- Data for this exercise -
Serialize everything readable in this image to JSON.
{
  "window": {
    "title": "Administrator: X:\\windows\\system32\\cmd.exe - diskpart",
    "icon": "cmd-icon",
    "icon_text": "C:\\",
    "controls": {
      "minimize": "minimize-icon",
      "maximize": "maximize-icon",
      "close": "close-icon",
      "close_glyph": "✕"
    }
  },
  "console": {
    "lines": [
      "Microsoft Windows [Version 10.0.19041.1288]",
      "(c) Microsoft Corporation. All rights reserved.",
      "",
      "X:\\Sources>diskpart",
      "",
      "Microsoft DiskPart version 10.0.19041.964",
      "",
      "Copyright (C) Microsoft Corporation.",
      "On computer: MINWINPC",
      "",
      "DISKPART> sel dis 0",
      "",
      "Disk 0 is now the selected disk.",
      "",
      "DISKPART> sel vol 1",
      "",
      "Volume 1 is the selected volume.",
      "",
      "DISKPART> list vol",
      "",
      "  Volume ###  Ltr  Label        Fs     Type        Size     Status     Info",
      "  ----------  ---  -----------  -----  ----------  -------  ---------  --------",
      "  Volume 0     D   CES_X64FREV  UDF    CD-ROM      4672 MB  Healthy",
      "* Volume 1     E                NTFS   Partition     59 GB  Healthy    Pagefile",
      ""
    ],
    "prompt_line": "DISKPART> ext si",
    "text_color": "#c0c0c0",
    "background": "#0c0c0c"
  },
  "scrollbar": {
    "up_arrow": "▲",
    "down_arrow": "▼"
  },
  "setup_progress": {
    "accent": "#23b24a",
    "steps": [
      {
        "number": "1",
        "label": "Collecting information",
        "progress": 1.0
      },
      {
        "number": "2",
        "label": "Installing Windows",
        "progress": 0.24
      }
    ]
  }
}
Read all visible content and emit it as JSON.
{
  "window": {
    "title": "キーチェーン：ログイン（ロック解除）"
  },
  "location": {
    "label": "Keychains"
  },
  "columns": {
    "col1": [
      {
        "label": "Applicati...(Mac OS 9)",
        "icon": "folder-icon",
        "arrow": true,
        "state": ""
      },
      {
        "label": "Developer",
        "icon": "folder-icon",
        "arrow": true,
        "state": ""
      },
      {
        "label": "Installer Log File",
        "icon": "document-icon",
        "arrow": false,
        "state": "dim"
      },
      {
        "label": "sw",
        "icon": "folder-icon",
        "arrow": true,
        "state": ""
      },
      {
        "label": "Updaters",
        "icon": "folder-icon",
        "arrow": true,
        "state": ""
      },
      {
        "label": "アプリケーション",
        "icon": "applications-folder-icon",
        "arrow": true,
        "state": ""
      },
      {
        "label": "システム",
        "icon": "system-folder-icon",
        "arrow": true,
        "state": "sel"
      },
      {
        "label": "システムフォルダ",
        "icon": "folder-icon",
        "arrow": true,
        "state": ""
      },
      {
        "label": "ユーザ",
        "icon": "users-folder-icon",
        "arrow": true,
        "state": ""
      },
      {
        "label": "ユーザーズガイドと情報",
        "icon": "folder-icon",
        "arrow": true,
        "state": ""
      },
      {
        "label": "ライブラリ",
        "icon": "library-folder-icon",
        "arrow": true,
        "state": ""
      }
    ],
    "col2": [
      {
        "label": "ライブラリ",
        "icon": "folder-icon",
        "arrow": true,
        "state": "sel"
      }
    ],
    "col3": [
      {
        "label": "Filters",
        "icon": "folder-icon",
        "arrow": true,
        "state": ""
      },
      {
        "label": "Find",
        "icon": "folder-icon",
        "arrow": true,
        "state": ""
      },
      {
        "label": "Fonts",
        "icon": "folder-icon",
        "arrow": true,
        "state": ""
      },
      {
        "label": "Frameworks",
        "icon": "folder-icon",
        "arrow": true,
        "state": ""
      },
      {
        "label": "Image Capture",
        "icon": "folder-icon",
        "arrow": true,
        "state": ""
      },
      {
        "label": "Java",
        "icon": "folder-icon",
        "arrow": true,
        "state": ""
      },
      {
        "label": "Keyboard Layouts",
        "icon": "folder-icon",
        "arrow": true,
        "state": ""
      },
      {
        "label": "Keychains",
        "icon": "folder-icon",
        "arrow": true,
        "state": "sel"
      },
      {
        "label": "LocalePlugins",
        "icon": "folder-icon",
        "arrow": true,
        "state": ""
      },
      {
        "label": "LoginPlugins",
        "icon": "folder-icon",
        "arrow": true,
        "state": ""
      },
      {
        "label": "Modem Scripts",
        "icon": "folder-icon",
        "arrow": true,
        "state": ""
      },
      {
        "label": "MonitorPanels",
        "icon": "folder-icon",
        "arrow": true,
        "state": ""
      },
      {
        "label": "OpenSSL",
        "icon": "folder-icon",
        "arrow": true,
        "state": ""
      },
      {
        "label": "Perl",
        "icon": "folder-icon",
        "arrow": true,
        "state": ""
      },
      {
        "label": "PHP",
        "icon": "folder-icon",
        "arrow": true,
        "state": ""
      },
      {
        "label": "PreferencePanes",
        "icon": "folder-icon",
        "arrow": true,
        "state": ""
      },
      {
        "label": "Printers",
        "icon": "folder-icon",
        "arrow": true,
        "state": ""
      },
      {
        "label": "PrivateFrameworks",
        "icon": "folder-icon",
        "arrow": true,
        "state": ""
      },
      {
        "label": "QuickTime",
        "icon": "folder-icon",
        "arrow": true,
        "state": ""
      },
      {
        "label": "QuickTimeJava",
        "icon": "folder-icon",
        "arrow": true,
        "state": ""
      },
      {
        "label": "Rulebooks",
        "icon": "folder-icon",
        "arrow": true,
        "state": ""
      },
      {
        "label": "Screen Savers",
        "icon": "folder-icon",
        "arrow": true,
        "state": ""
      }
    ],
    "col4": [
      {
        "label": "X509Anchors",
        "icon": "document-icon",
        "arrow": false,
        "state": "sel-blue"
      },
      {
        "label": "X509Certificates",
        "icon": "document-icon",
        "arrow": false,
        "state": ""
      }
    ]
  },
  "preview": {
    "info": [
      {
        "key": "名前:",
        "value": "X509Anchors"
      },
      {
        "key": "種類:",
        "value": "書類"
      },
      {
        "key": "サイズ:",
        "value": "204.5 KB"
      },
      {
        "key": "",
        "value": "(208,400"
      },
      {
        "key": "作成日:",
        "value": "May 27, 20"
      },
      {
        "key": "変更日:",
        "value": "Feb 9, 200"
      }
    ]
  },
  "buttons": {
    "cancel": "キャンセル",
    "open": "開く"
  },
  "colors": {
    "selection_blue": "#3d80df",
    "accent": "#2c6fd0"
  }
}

- What you will do -
Quote every line of the data, word for word.

- Complete answer -
Serialize everything readable in this image to JSON.
{
  "window": {
    "title": "Administrator: X:\\windows\\system32\\cmd.exe - diskpart",
    "icon": "cmd-icon",
    "icon_text": "C:\\",
    "controls": {
      "minimize": "minimize-icon",
      "maximize": "maximize-icon",
      "close": "close-icon",
      "close_glyph": "✕"
    }
  },
  "console": {
    "lines": [
      "Microsoft Windows [Version 10.0.19041.1288]",
      "(c) Microsoft Corporation. All rights reserved.",
      "",
      "X:\\Sources>diskpart",
      "",
      "Microsoft DiskPart version 10.0.19041.964",
      "",
      "Copyright (C) Microsoft Corporation.",
      "On computer: MINWINPC",
      "",
      "DISKPART> sel dis 0",
      "",
      "Disk 0 is now the selected disk.",
      "",
      "DISKPART> sel vol 1",
      "",
      "Volume 1 is the selected volume.",
      "",
      "DISKPART> list vol",
      "",
      "  Volume ###  Ltr  Label        Fs     Type        Size     Status     Info",
      "  ----------  ---  -----------  -----  ----------  -------  ---------  --------",
      "  Volume 0     D   CES_X64FREV  UDF    CD-ROM      4672 MB  Healthy",
      "* Volume 1     E                NTFS   Partition     59 GB  Healthy    Pagefile",
      ""
    ],
    "prompt_line": "DISKPART> ext si",
    "text_color": "#c0c0c0",
    "background": "#0c0c0c"
  },
  "scrollbar": {
    "up_arrow": "▲",
    "down_arrow": "▼"
  },
  "setup_progress": {
    "accent": "#23b24a",
    "steps": [
      {
        "number": "1",
        "label": "Collecting information",
        "progress": 1.0
      },
      {
        "number": "2",
        "label": "Installing Windows",
        "progress": 0.24
      }
    ]
  }
}
Read all visible content and emit it as JSON.
{
  "window": {
    "title": "キーチェーン：ログイン（ロック解除）"
  },
  "location": {
    "label": "Keychains"
  },
  "columns": {
    "col1": [
      {
        "label": "Applicati...(Mac OS 9)",
        "icon": "folder-icon",
        "arrow": true,
        "state": ""
      },
      {
        "label": "Developer",
        "icon": "folder-icon",
        "arrow": true,
        "state": ""
      },
      {
        "label": "Installer Log File",
        "icon": "document-icon",
        "arrow": false,
        "state": "dim"
      },
      {
        "label": "sw",
        "icon": "folder-icon",
        "arrow": true,
        "state": ""
      },
      {
        "label": "Updaters",
        "icon": "folder-icon",
        "arrow": true,
        "state": ""
      },
      {
        "label": "アプリケーション",
        "icon": "applications-folder-icon",
        "arrow": true,
        "state": ""
      },
      {
        "label": "システム",
        "icon": "system-folder-icon",
        "arrow": true,
        "state": "sel"
      },
      {
        "label": "システムフォルダ",
        "icon": "folder-icon",
        "arrow": true,
        "state": ""
      },
      {
        "label": "ユーザ",
        "icon": "users-folder-icon",
        "arrow": true,
        "state": ""
      },
      {
        "label": "ユーザーズガイドと情報",
        "icon": "folder-icon",
        "arrow": true,
        "state": ""
      },
      {
        "label": "ライブラリ",
        "icon": "library-folder-icon",
        "arrow": true,
        "state": ""
      }
    ],
    "col2": [
      {
        "label": "ライブラリ",
        "icon": "folder-icon",
        "arrow": true,
        "state": "sel"
      }
    ],
    "col3": [
      {
        "label": "Filters",
        "icon": "folder-icon",
        "arrow": true,
        "state": ""
      },
      {
        "label": "Find",
        "icon": "folder-icon",
        "arrow": true,
        "state": ""
      },
      {
        "label": "Fonts",
        "icon": "folder-icon",
        "arrow": true,
        "state": ""
      },
      {
        "label": "Frameworks",
        "icon": "folder-icon",
        "arrow": true,
        "state": ""
      },
      {
        "label": "Image Capture",
        "icon": "folder-icon",
        "arrow": true,
        "state": ""
      },
      {
        "label": "Java",
        "icon": "folder-icon",
        "arrow": true,
        "state": ""
      },
      {
        "label": "Keyboard Layouts",
        "icon": "folder-icon",
        "arrow": true,
        "state": ""
      },
      {
        "label": "Keychains",
        "icon": "folder-icon",
        "arrow": true,
        "state": "sel"
      },
      {
        "label": "LocalePlugins",
        "icon": "folder-icon",
        "arrow": true,
        "state": ""
      },
      {
        "label": "LoginPlugins",
        "icon": "folder-icon",
        "arrow": true,
        "state": ""
      },
      {
        "label": "Modem Scripts",
        "icon": "folder-icon",
        "arrow": true,
        "state": ""
      },
      {
        "label": "MonitorPanels",
        "icon": "folder-icon",
        "arrow": true,
        "state": ""
      },
      {
        "label": "OpenSSL",
        "icon": "folder-icon",
        "arrow": true,
        "state": ""
      },
      {
        "label": "Perl",
        "icon": "folder-icon",
        "arrow": true,
        "state": ""
      },
      {
        "label": "PHP",
        "icon": "folder-icon",
        "arrow": true,
        "state": ""
      },
      {
        "label": "PreferencePanes",
        "icon": "folder-icon",
        "arrow": true,
        "state": ""
      },
      {
        "label": "Printers",
        "icon": "folder-icon",
        "arrow": true,
        "state": ""
      },
      {
        "label": "PrivateFrameworks",
        "icon": "folder-icon",
        "arrow": true,
        "state": ""
      },
      {
        "label": "QuickTime",
        "icon": "folder-icon",
        "arrow": true,
        "state": ""
      },
      {
        "label": "QuickTimeJava",
        "icon": "folder-icon",
        "arrow": true,
        "state": ""
      },
      {
        "label": "Rulebooks",
        "icon": "folder-icon",
        "arrow": true,
        "state": ""
      },
      {
        "label": "Screen Savers",
        "icon": "folder-icon",
        "arrow": true,
        "state": ""
      }
    ],
    "col4": [
      {
        "label": "X509Anchors",
        "icon": "document-icon",
        "arrow": false,
        "state": "sel-blue"
      },
      {
        "label": "X509Certificates",
        "icon": "document-icon",
        "arrow": false,
        "state": ""
      }
    ]
  },
  "preview": {
    "info": [
      {
        "key": "名前:",
        "value": "X509Anchors"
      },
      {
        "key": "種類:",
        "value": "書類"
      },
      {
        "key": "サイズ:",
        "value": "204.5 KB"
      },
      {
        "key": "",
        "value": "(208,400"
      },
      {
        "key": "作成日:",
        "value": "May 27, 20"
      },
      {
        "key": "変更日:",
        "value": "Feb 9, 200"
      }
    ]
  },
  "buttons": {
    "cancel": "キャンセル",
    "open": "開く"
  },
  "colors": {
    "selection_blue": "#3d80df",
    "accent": "#2c6fd0"
  }
}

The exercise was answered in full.